Pick every line with "title" from the material below.

--- Start of Recorded information ---

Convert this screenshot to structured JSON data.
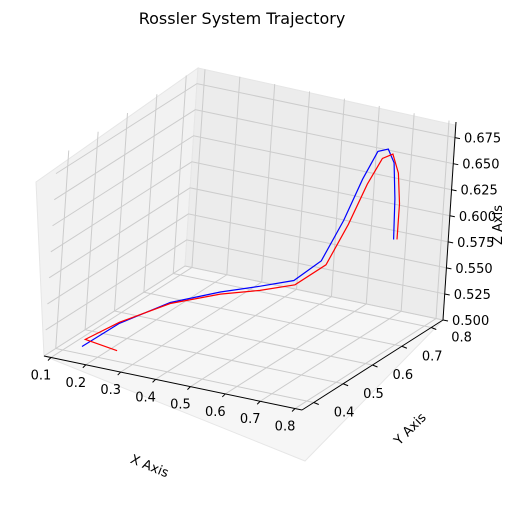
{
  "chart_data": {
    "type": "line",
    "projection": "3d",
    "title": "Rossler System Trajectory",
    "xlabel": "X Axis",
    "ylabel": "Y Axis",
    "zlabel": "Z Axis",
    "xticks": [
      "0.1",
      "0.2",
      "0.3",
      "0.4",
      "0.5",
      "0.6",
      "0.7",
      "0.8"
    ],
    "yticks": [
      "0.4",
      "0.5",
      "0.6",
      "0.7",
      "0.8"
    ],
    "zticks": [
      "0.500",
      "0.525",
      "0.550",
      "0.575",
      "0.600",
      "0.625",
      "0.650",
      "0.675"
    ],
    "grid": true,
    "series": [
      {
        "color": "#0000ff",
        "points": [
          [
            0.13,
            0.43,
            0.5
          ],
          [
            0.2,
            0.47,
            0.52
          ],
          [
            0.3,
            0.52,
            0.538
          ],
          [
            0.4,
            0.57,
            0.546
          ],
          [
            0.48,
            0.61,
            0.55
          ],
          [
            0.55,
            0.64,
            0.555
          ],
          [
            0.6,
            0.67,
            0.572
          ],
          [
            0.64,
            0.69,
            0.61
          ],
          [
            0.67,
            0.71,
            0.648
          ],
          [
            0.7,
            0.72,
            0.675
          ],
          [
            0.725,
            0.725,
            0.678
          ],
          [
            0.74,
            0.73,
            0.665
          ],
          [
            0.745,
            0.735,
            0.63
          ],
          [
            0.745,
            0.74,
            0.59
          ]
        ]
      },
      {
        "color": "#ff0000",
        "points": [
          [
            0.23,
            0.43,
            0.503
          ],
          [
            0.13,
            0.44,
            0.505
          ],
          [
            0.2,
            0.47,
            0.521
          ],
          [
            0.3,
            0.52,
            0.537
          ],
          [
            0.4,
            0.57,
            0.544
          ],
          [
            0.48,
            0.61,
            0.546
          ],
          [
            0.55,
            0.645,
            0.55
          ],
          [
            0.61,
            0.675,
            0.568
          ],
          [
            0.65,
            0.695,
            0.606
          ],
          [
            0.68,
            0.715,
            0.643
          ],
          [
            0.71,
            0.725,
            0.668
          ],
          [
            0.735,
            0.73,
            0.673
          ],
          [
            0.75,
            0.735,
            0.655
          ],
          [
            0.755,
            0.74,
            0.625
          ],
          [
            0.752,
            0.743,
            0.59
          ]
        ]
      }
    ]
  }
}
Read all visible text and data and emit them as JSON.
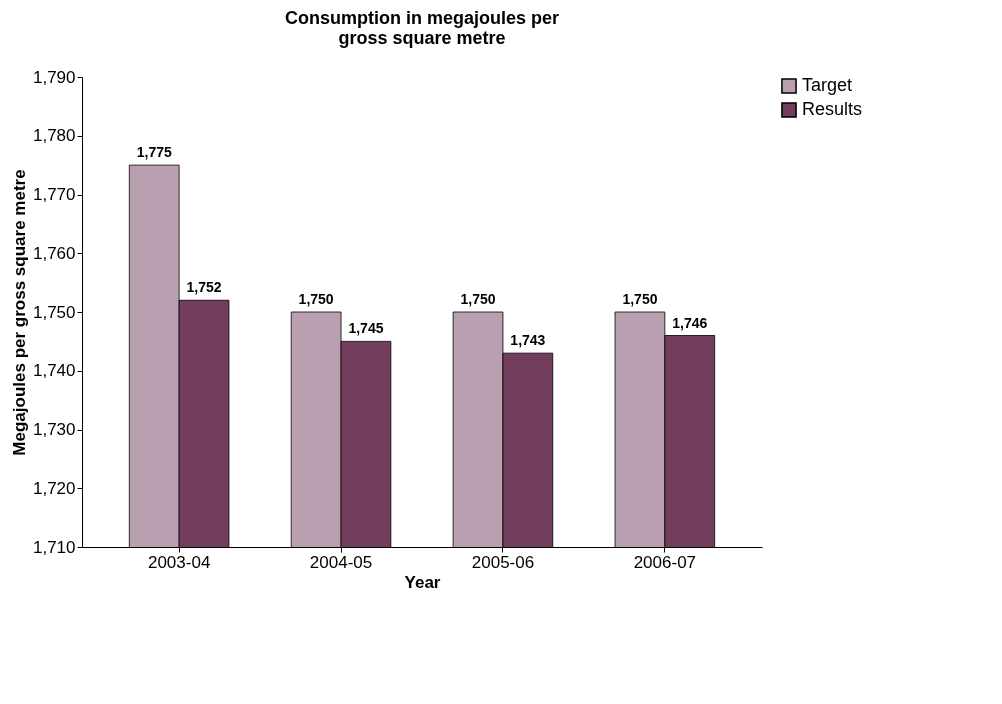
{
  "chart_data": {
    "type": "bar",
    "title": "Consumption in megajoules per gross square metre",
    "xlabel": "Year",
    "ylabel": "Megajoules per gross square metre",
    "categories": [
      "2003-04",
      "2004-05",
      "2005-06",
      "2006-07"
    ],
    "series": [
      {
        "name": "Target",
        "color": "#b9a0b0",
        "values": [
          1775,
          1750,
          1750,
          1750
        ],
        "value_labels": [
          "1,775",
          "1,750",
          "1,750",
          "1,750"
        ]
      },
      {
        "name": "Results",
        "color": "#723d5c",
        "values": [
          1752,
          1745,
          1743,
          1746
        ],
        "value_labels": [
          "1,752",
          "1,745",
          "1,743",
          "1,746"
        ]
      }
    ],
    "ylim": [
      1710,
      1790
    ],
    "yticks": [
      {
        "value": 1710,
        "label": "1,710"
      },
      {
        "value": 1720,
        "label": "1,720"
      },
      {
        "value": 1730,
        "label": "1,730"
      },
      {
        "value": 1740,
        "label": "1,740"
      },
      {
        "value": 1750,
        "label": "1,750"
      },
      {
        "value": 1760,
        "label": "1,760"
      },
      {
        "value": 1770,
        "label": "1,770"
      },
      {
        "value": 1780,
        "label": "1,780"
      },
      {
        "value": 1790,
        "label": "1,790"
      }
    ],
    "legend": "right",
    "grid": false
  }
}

--- End of Recorded information ---

## [Final result]
    "title": "Rossler System Trajectory",
    "title": "Consumption in megajoules per gross square metre",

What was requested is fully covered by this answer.